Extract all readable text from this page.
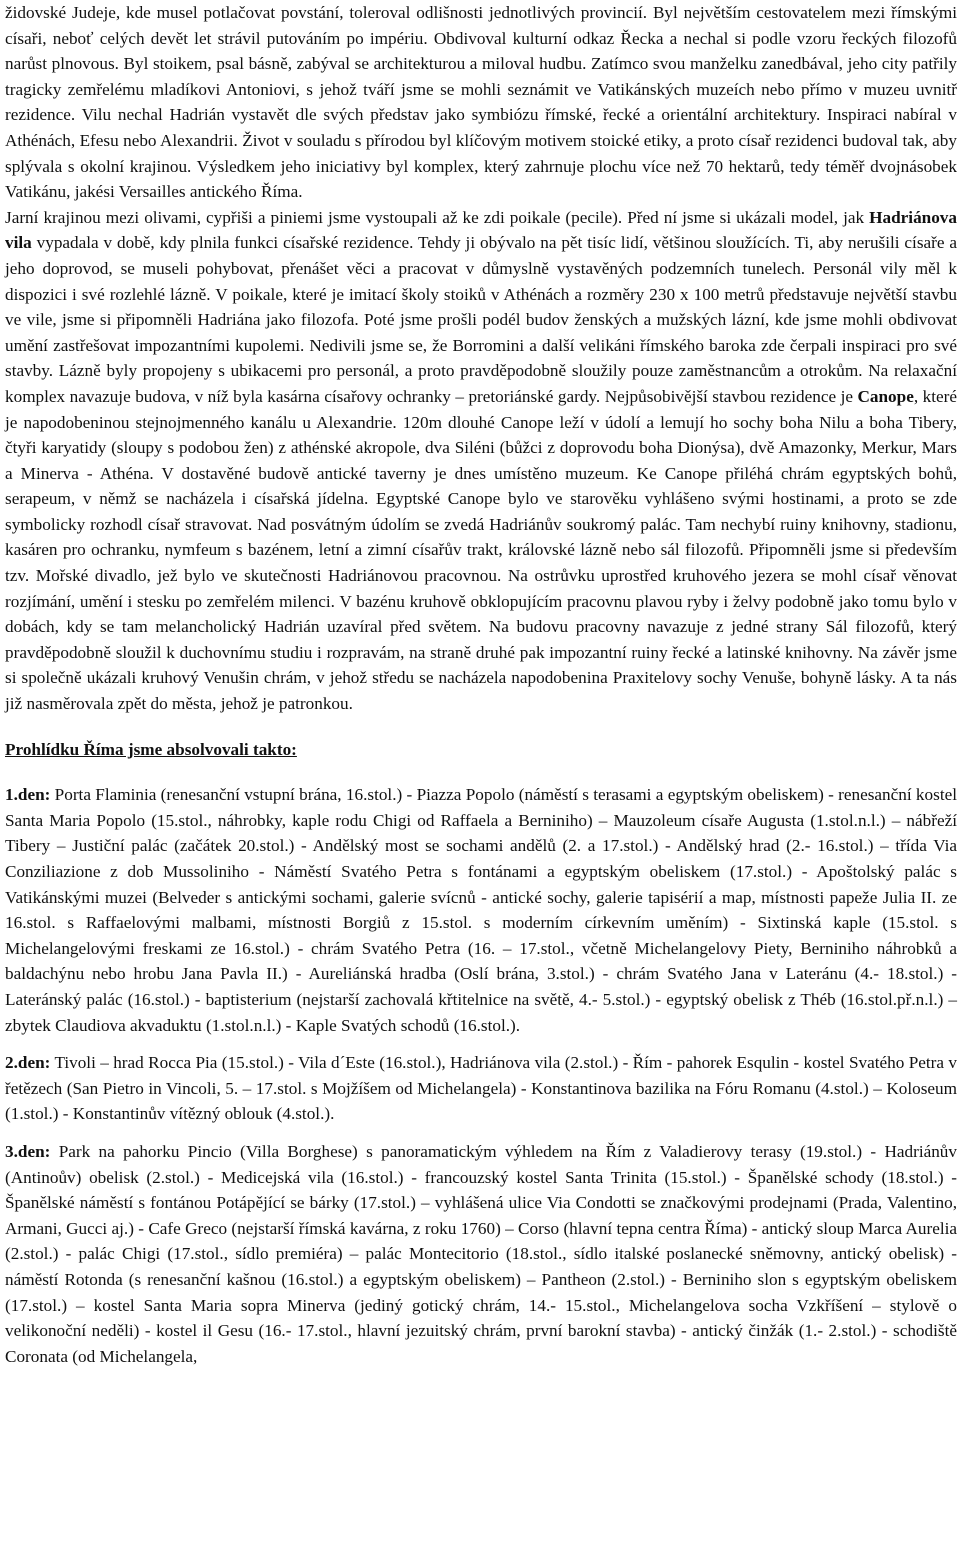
židovské Judeje, kde musel potlačovat povstání, toleroval odlišnosti jednotlivých provincií. Byl největším cestovatelem mezi římskými císaři, neboť celých devět let strávil putováním po impériu. Obdivoval kulturní odkaz Řecka a nechal si podle vzoru řeckých filozofů narůst plnovous. Byl stoikem, psal básně, zabýval se architekturou a miloval hudbu. Zatímco svou manželku zanedbával, jeho city patřily tragicky zemřelému mladíkovi Antoniovi, s jehož tváří jsme se mohli seznámit ve Vatikánských muzeích nebo přímo v muzeu uvnitř rezidence. Vilu nechal Hadrián vystavět dle svých představ jako symbiózu římské, řecké a orientální architektury. Inspiraci nabíral v Athénách, Efesu nebo Alexandrii. Život v souladu s přírodou byl klíčovým motivem stoické etiky, a proto císař rezidenci budoval tak, aby splývala s okolní krajinou. Výsledkem jeho iniciativy byl komplex, který zahrnuje plochu více než 70 hektarů, tedy téměř dvojnásobek Vatikánu, jakési Versailles antického Říma.

Jarní krajinou mezi olivami, cypřiši a piniemi jsme vystoupali až ke zdi poikale (pecile). Před ní jsme si ukázali model, jak Hadriánova vila vypadala v době, kdy plnila funkci císařské rezidence. Tehdy ji obývalo na pět tisíc lidí, většinou sloužících. Ti, aby nerušili císaře a jeho doprovod, se museli pohybovat, přenášet věci a pracovat v důmyslně vystavěných podzemních tunelech. Personál vily měl k dispozici i své rozlehlé lázně. V poikale, které je imitací školy stoiků v Athénách a rozměry 230 x 100 metrů představuje největší stavbu ve vile, jsme si připomněli Hadriána jako filozofa. Poté jsme prošli podél budov ženských a mužských lázní, kde jsme mohli obdivovat umění zastřešovat impozantními kupolemi. Nedivili jsme se, že Borromini a další velikáni římského baroka zde čerpali inspiraci pro své stavby. Lázně byly propojeny s ubikacemi pro personál, a proto pravděpodobně sloužily pouze zaměstnancům a otrokům. Na relaxační komplex navazuje budova, v níž byla kasárna císařovy ochranky – pretoriánské gardy. Nejpůsobivější stavbou rezidence je Canope, které je napodobeninou stejnojmenného kanálu u Alexandrie. 120m dlouhé Canope leží v údolí a lemují ho sochy boha Nilu a boha Tibery, čtyři karyatidy (sloupy s podobou žen) z athénské akropole, dva Siléni (bůžci z doprovodu boha Dionýsa), dvě Amazonky, Merkur, Mars a Minerva - Athéna. V dostavěné budově antické taverny je dnes umístěno muzeum. Ke Canope přiléhá chrám egyptských bohů, serapeum, v němž se nacházela i císařská jídelna. Egyptské Canope bylo ve starověku vyhlášeno svými hostinami, a proto se zde symbolicky rozhodl císař stravovat. Nad posvátným údolím se zvedá Hadriánův soukromý palác. Tam nechybí ruiny knihovny, stadionu, kasáren pro ochranku, nymfeum s bazénem, letní a zimní císařův trakt, královské lázně nebo sál filozofů. Připomněli jsme si především tzv. Mořské divadlo, jež bylo ve skutečnosti Hadriánovou pracovnou. Na ostrůvku uprostřed kruhového jezera se mohl císař věnovat rozjímání, umění i stesku po zemřelém milenci. V bazénu kruhově obklopujícím pracovnu plavou ryby i želvy podobně jako tomu bylo v dobách, kdy se tam melancholický Hadrián uzavíral před světem. Na budovu pracovny navazuje z jedné strany Sál filozofů, který pravděpodobně sloužil k duchovnímu studiu i rozpravám, na straně druhé pak impozantní ruiny řecké a latinské knihovny. Na závěr jsme si společně ukázali kruhový Venušin chrám, v jehož středu se nacházela napodobenina Praxitelovy sochy Venuše, bohyně lásky. A ta nás již nasměrovala zpět do města, jehož je patronkou.

Prohlídku Říma jsme absolvovali takto:

1.den: Porta Flaminia (renesanční vstupní brána, 16.stol.) - Piazza Popolo (náměstí s terasami a egyptským obeliskem) - renesanční kostel Santa Maria Popolo (15.stol., náhrobky, kaple rodu Chigi od Raffaela a Berniniho) – Mauzoleum císaře Augusta (1.stol.n.l.) – nábřeží Tibery – Justiční palác (začátek 20.stol.) - Andělský most se sochami andělů (2. a 17.stol.) - Andělský hrad (2.- 16.stol.) – třída Via Conziliazione z dob Mussoliniho - Náměstí Svatého Petra s fontánami a egyptským obeliskem (17.stol.) - Apoštolský palác s Vatikánskými muzei (Belveder s antickými sochami, galerie svícnů - antické sochy, galerie tapisérií a map, místnosti papeže Julia II. ze 16.stol. s Raffaelovými malbami, místnosti Borgiů z 15.stol. s moderním církevním uměním) - Sixtinská kaple (15.stol. s Michelangelovými freskami ze 16.stol.) - chrám Svatého Petra (16. – 17.stol., včetně Michelangelovy Piety, Berniniho náhrobků a baldachýnu nebo hrobu Jana Pavla II.) - Aureliánská hradba (Oslí brána, 3.stol.) - chrám Svatého Jana v Lateránu (4.- 18.stol.) - Lateránský palác (16.stol.) - baptisterium (nejstarší zachovalá křtitelnice na světě, 4.- 5.stol.) - egyptský obelisk z Théb (16.stol.př.n.l.) – zbytek Claudiova akvaduktu (1.stol.n.l.) - Kaple Svatých schodů (16.stol.).

2.den: Tivoli – hrad Rocca Pia (15.stol.) - Vila d´Este (16.stol.), Hadriánova vila (2.stol.) - Řím - pahorek Esqulin - kostel Svatého Petra v řetězech (San Pietro in Vincoli, 5. – 17.stol. s Mojžíšem od Michelangela) - Konstantinova bazilika na Fóru Romanu (4.stol.) – Koloseum (1.stol.) - Konstantinův vítězný oblouk (4.stol.).

3.den: Park na pahorku Pincio (Villa Borghese) s panoramatickým výhledem na Řím z Valadierovy terasy (19.stol.) - Hadriánův (Antinoův) obelisk (2.stol.) - Medicejská vila (16.stol.) - francouzský kostel Santa Trinita (15.stol.) - Španělské schody (18.stol.) - Španělské náměstí s fontánou Potápějící se bárky (17.stol.) – vyhlášená ulice Via Condotti se značkovými prodejnami (Prada, Valentino, Armani, Gucci aj.) - Cafe Greco (nejstarší římská kavárna, z roku 1760) – Corso (hlavní tepna centra Říma) - antický sloup Marca Aurelia (2.stol.) - palác Chigi (17.stol., sídlo premiéra) – palác Montecitorio (18.stol., sídlo italské poslanecké sněmovny, antický obelisk) - náměstí Rotonda (s renesanční kašnou (16.stol.) a egyptským obeliskem) – Pantheon (2.stol.) - Berniniho slon s egyptským obeliskem (17.stol.) – kostel Santa Maria sopra Minerva (jediný gotický chrám, 14.- 15.stol., Michelangelova socha Vzkříšení – stylově o velikonoční neděli) - kostel il Gesu (16.- 17.stol., hlavní jezuitský chrám, první barokní stavba) - antický činžák (1.- 2.stol.) - schodiště Coronata (od Michelangela,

━━━━━━━━━━━━━━━━━━━━━━━━━━━━━━

-- Direction --
Check every line of the data, and copy the ones that contain "hrad".

-- Finished task --
1.den: Porta Flaminia (renesanční vstupní brána, 16.stol.) - Piazza Popolo (náměstí s terasami a egyptským obeliskem) - renesanční kostel Santa Maria Popolo (15.stol., náhrobky, kaple rodu Chigi od Raffaela a Berniniho) – Mauzoleum císaře Augusta (1.stol.n.l.) – nábřeží Tibery – Justiční palác (začátek 20.stol.) - Andělský most se sochami andělů (2. a 17.stol.) - Andělský hrad (2.- 16.stol.) – třída Via Conziliazione z dob Mussoliniho - Náměstí Svatého Petra s fontánami a egyptským obeliskem (17.stol.) - Apoštolský palác s Vatikánskými muzei (Belveder s antickými sochami, galerie svícnů - antické sochy, galerie tapisérií a map, místnosti papeže Julia II. ze 16.stol. s Raffaelovými malbami, místnosti Borgiů z 15.stol. s moderním církevním uměním) - Sixtinská kaple (15.stol. s Michelangelovými freskami ze 16.stol.) - chrám Svatého Petra (16. – 17.stol., včetně Michelangelovy Piety, Berniniho náhrobků a baldachýnu nebo hrobu Jana Pavla II.) - Aureliánská hradba (Oslí brána, 3.stol.) - chrám Svatého Jana v Lateránu (4.- 18.stol.) - Lateránský palác (16.stol.) - baptisterium (nejstarší zachovalá křtitelnice na světě, 4.- 5.stol.) - egyptský obelisk z Théb (16.stol.př.n.l.) – zbytek Claudiova akvaduktu (1.stol.n.l.) - Kaple Svatých schodů (16.stol.).
2.den: Tivoli – hrad Rocca Pia (15.stol.) - Vila d´Este (16.stol.), Hadriánova vila (2.stol.) - Řím - pahorek Esqulin - kostel Svatého Petra v řetězech (San Pietro in Vincoli, 5. – 17.stol. s Mojžíšem od Michelangela) - Konstantinova bazilika na Fóru Romanu (4.stol.) – Koloseum (1.stol.) - Konstantinův vítězný oblouk (4.stol.).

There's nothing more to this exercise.